• What the exercise asks: Where the data below has the string "coordinate", return the whole line.

------ Records provided ------

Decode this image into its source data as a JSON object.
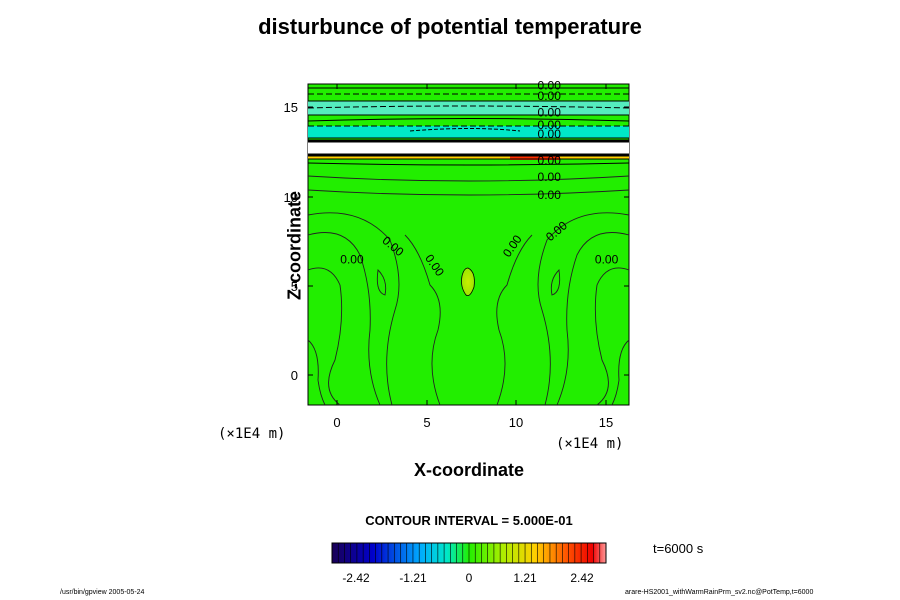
{
  "chart_data": {
    "type": "heatmap",
    "title": "disturbunce of potential temperature",
    "xlabel": "X-coordinate",
    "ylabel": "Z-coordinate",
    "x_unit": "(×1E4 m)",
    "z_unit": "(×1E4 m)",
    "xlim": [
      -1.6,
      16.3
    ],
    "ylim": [
      -1.6,
      16.3
    ],
    "x_ticks": [
      0,
      5,
      10,
      15
    ],
    "y_ticks": [
      0,
      5,
      10,
      15
    ],
    "contour_interval": "CONTOUR INTERVAL = 5.000E-01",
    "time": "t=6000 s",
    "colorbar": {
      "min": -2.8,
      "max": 2.8,
      "ticks": [
        -2.42,
        -1.21,
        0,
        1.21,
        2.42
      ],
      "tick_labels": [
        "-2.42",
        "-1.21",
        "0",
        "1.21",
        "2.42"
      ]
    },
    "contour_labels": [
      {
        "text": "0.00",
        "x": 11.2,
        "z": 16.0
      },
      {
        "text": "0.00",
        "x": 11.2,
        "z": 15.4
      },
      {
        "text": "0.00",
        "x": 11.2,
        "z": 14.5
      },
      {
        "text": "0.00",
        "x": 11.2,
        "z": 13.8
      },
      {
        "text": "0.00",
        "x": 11.2,
        "z": 13.3
      },
      {
        "text": "0.00",
        "x": 11.2,
        "z": 11.8
      },
      {
        "text": "0.00",
        "x": 11.2,
        "z": 10.9
      },
      {
        "text": "0.00",
        "x": 11.2,
        "z": 9.9
      },
      {
        "text": "0.00",
        "x": 0.2,
        "z": 6.3
      },
      {
        "text": "0.00",
        "x": 2.5,
        "z": 7.5,
        "rot": 40
      },
      {
        "text": "0.00",
        "x": 4.9,
        "z": 6.6,
        "rot": 55
      },
      {
        "text": "0.00",
        "x": 9.6,
        "z": 6.6,
        "rot": -55
      },
      {
        "text": "0.00",
        "x": 11.9,
        "z": 7.5,
        "rot": -40
      },
      {
        "text": "0.00",
        "x": 14.4,
        "z": 6.3
      }
    ]
  },
  "footer": {
    "left": "/usr/bin/gpview 2005-05-24",
    "right": "arare-HS2001_withWarmRainPrm_sv2.nc@PotTemp,t=6000"
  }
}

------

• Result of this task:
    "xlabel": "X-coordinate",
    "ylabel": "Z-coordinate",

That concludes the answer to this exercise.